- **Source material**:
============

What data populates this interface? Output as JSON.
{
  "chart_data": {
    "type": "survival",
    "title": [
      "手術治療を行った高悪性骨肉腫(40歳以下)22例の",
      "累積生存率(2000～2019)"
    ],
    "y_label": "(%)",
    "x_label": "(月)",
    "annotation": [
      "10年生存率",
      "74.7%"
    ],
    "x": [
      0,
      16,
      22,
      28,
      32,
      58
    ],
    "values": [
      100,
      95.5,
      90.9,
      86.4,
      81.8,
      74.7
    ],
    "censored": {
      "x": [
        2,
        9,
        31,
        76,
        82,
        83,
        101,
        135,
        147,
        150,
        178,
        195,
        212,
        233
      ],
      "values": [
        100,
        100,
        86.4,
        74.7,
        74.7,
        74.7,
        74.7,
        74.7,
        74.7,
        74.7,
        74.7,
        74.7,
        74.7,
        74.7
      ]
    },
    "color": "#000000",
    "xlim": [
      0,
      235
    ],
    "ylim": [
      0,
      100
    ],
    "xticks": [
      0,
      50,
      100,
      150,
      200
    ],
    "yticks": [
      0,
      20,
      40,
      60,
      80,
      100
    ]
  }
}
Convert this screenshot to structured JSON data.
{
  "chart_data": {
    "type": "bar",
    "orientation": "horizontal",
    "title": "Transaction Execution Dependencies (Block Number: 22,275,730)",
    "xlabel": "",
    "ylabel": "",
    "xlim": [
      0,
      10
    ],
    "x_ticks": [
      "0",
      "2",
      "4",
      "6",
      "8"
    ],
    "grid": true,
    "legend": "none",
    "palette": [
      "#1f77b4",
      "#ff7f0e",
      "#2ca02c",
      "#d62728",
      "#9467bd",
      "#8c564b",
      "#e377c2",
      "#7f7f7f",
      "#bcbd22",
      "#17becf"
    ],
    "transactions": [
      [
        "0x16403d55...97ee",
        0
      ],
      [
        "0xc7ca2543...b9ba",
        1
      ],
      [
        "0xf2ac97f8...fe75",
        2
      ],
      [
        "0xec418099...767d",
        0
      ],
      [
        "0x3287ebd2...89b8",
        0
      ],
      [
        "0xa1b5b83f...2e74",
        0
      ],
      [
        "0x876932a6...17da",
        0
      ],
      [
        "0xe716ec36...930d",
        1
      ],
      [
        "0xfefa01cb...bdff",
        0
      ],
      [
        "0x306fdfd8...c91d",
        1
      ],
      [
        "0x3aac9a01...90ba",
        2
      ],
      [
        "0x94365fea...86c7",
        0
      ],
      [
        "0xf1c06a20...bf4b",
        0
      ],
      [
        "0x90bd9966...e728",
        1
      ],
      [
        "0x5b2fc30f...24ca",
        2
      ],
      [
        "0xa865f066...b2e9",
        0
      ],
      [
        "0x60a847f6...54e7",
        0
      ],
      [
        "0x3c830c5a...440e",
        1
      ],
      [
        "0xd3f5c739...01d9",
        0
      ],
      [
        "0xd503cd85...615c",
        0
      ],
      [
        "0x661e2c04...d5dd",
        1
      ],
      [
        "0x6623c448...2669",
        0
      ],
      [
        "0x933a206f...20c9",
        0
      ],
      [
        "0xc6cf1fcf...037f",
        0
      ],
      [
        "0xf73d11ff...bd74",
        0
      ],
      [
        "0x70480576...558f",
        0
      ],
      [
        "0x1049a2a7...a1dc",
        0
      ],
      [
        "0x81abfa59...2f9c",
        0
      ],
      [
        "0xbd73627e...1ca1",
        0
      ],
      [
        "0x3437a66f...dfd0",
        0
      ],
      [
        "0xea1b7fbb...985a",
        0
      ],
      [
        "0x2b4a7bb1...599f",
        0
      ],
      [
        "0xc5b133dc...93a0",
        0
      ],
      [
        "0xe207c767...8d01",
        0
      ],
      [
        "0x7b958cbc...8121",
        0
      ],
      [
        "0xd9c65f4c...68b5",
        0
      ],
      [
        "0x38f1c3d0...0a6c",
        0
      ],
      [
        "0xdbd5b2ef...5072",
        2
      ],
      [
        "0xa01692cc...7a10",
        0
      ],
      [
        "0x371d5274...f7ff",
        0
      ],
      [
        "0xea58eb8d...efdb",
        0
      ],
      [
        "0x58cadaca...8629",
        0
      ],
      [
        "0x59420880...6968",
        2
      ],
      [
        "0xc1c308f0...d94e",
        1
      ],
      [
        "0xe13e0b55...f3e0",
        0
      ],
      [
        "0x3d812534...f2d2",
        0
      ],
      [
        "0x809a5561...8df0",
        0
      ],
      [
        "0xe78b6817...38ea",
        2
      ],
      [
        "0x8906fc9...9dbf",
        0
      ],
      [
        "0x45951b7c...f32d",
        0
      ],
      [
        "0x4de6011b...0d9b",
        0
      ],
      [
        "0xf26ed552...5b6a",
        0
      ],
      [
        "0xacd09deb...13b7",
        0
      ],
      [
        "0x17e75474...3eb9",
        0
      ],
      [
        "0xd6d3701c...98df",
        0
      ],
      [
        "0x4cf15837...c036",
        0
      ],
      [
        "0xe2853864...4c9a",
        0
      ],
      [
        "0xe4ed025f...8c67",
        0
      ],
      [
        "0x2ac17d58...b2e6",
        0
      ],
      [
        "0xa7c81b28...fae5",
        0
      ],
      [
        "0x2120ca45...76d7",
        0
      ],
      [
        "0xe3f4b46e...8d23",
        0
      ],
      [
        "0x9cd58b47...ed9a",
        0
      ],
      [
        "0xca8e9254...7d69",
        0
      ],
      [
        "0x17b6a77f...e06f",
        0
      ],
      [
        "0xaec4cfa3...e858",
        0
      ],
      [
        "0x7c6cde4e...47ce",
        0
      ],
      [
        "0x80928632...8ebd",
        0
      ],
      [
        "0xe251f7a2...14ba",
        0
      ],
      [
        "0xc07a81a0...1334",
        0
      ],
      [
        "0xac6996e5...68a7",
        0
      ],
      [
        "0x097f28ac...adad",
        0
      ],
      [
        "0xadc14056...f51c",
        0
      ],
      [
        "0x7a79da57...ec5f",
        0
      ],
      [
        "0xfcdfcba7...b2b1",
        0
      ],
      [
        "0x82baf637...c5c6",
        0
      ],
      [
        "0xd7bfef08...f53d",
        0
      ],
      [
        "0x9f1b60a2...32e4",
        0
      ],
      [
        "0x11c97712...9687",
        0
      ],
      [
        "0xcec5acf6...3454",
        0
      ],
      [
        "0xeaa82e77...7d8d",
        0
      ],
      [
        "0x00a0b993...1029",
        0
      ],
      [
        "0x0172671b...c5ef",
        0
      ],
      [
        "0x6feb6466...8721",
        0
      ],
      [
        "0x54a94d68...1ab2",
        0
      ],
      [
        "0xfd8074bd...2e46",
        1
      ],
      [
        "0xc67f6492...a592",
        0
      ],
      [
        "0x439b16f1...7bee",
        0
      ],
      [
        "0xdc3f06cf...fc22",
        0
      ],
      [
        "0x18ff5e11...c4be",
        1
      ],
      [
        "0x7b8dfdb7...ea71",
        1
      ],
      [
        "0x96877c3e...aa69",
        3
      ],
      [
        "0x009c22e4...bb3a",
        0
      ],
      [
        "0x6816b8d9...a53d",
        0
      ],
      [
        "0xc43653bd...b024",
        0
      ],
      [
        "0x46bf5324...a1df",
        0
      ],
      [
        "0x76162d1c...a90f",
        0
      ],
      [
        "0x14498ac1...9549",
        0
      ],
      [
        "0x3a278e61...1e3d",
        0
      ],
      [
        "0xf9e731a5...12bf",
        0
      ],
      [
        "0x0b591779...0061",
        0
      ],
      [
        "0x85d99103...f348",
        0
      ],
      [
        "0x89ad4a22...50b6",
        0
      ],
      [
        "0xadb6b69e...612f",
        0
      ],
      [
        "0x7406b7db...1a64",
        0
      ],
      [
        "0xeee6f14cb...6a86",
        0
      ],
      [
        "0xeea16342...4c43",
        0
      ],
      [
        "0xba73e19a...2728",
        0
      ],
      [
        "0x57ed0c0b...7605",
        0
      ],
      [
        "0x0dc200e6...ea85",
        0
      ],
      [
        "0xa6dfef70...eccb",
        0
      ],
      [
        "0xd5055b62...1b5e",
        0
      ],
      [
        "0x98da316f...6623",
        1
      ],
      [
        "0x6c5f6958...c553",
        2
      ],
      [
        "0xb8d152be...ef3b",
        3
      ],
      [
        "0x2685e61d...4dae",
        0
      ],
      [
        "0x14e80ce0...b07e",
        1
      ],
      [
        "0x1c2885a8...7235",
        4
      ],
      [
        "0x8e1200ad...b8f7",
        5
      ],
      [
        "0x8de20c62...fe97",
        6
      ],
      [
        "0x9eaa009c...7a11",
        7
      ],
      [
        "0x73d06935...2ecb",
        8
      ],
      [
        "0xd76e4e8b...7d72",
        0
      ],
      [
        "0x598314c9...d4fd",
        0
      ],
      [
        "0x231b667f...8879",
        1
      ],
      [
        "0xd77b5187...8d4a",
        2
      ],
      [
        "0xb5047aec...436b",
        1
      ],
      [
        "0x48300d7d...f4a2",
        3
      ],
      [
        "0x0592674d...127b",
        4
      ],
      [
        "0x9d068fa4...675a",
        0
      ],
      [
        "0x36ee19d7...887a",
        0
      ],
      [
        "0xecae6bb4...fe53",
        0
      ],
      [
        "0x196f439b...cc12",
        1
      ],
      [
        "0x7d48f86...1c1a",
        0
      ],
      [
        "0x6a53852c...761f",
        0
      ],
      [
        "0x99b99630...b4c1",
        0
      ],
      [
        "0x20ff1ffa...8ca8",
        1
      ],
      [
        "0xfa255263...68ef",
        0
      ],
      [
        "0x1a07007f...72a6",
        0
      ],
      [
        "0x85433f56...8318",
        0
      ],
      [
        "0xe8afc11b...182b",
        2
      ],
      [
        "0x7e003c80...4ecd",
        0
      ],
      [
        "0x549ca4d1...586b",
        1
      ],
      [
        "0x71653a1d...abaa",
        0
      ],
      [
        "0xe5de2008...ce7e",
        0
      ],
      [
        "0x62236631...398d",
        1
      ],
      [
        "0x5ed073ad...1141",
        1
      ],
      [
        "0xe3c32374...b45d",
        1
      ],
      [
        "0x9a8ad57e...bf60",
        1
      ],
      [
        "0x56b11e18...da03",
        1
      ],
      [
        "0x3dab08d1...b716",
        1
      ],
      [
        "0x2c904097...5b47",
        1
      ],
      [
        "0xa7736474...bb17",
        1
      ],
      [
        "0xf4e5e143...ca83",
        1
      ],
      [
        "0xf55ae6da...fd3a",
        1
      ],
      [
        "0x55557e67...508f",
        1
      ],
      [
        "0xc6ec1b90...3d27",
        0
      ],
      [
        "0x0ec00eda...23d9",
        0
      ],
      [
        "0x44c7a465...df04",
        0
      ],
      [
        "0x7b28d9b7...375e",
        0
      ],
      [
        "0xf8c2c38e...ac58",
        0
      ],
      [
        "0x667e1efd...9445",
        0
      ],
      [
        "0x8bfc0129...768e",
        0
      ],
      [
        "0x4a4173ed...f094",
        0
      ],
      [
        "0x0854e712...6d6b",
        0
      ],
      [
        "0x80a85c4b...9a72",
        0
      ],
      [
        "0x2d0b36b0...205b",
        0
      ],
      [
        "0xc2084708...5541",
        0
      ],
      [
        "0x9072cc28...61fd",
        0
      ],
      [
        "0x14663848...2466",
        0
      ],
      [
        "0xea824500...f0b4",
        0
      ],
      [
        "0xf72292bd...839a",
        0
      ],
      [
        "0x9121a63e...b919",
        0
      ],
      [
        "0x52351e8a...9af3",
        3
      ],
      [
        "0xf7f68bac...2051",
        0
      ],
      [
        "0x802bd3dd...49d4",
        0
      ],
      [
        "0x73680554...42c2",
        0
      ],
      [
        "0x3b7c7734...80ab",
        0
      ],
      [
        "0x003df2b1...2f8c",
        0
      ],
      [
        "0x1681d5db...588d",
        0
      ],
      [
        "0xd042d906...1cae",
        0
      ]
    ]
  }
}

============

- **Given instruction**: Gather each line that holds "this".

- **Final result**:
What data populates this interface? Output as JSON.
Convert this screenshot to structured JSON data.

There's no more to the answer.